EXERCISE.
Return the data exactly, with all pictures removed.

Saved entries
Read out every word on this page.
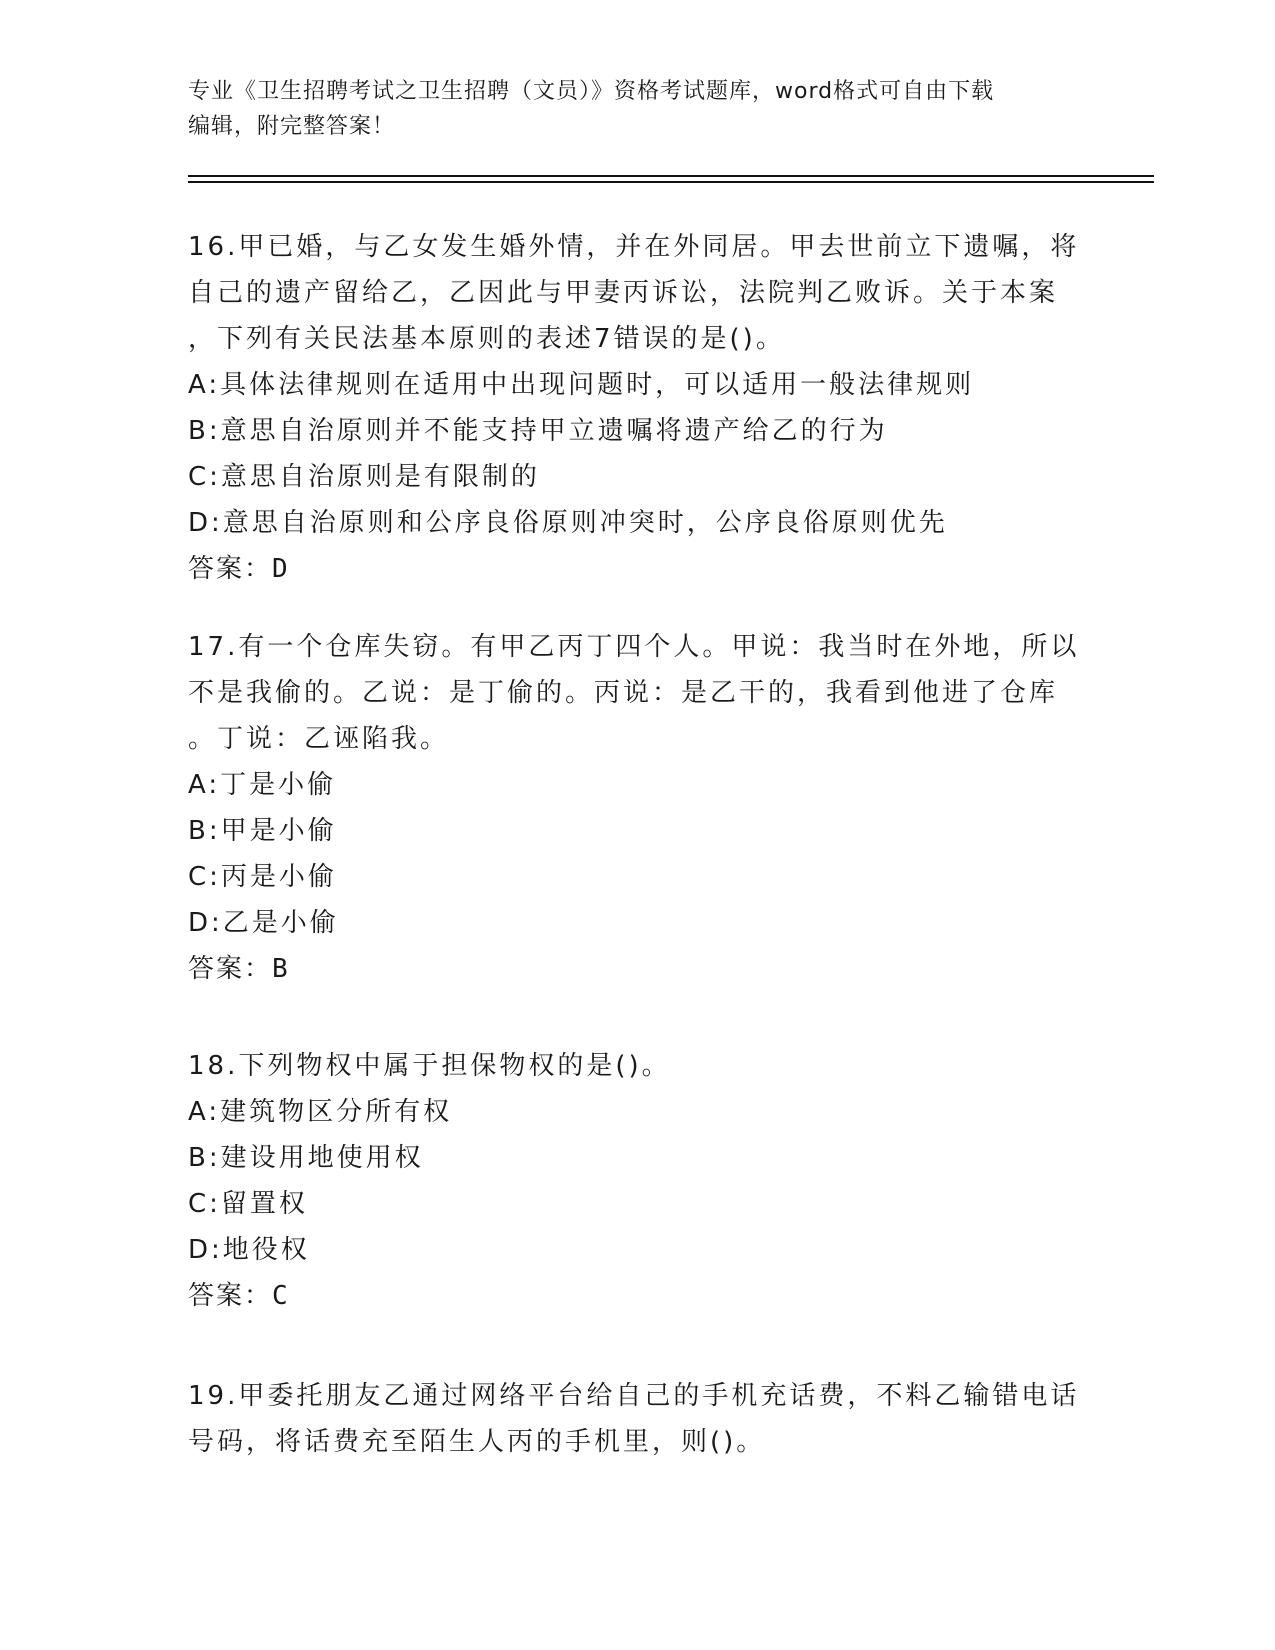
专业《卫生招聘考试之卫生招聘（文员）》资格考试题库，word格式可自由下载
编辑，附完整答案！
16.甲已婚，与乙女发生婚外情，并在外同居。甲去世前立下遗嘱，将
自己的遗产留给乙，乙因此与甲妻丙诉讼，法院判乙败诉。关于本案
，下列有关民法基本原则的表述7错误的是()。
A:具体法律规则在适用中出现问题时，可以适用一般法律规则
B:意思自治原则并不能支持甲立遗嘱将遗产给乙的行为
C:意思自治原则是有限制的
D:意思自治原则和公序良俗原则冲突时，公序良俗原则优先
答案：D
17.有一个仓库失窃。有甲乙丙丁四个人。甲说：我当时在外地，所以
不是我偷的。乙说：是丁偷的。丙说：是乙干的，我看到他进了仓库
。丁说：乙诬陷我。
A:丁是小偷
B:甲是小偷
C:丙是小偷
D:乙是小偷
答案：B
18.下列物权中属于担保物权的是()。
A:建筑物区分所有权
B:建设用地使用权
C:留置权
D:地役权
答案：C
19.甲委托朋友乙通过网络平台给自己的手机充话费，不料乙输错电话
号码，将话费充至陌生人丙的手机里，则()。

COMPLETE RESPONSE.
Read out every word on this page.
专业《卫生招聘考试之卫生招聘（文员）》资格考试题库，word格式可自由下载
编辑，附完整答案！
16.甲已婚，与乙女发生婚外情，并在外同居。甲去世前立下遗嘱，将
自己的遗产留给乙，乙因此与甲妻丙诉讼，法院判乙败诉。关于本案
，下列有关民法基本原则的表述7错误的是()。
A:具体法律规则在适用中出现问题时，可以适用一般法律规则
B:意思自治原则并不能支持甲立遗嘱将遗产给乙的行为
C:意思自治原则是有限制的
D:意思自治原则和公序良俗原则冲突时，公序良俗原则优先
答案：D
17.有一个仓库失窃。有甲乙丙丁四个人。甲说：我当时在外地，所以
不是我偷的。乙说：是丁偷的。丙说：是乙干的，我看到他进了仓库
。丁说：乙诬陷我。
A:丁是小偷
B:甲是小偷
C:丙是小偷
D:乙是小偷
答案：B
18.下列物权中属于担保物权的是()。
A:建筑物区分所有权
B:建设用地使用权
C:留置权
D:地役权
答案：C
19.甲委托朋友乙通过网络平台给自己的手机充话费，不料乙输错电话
号码，将话费充至陌生人丙的手机里，则()。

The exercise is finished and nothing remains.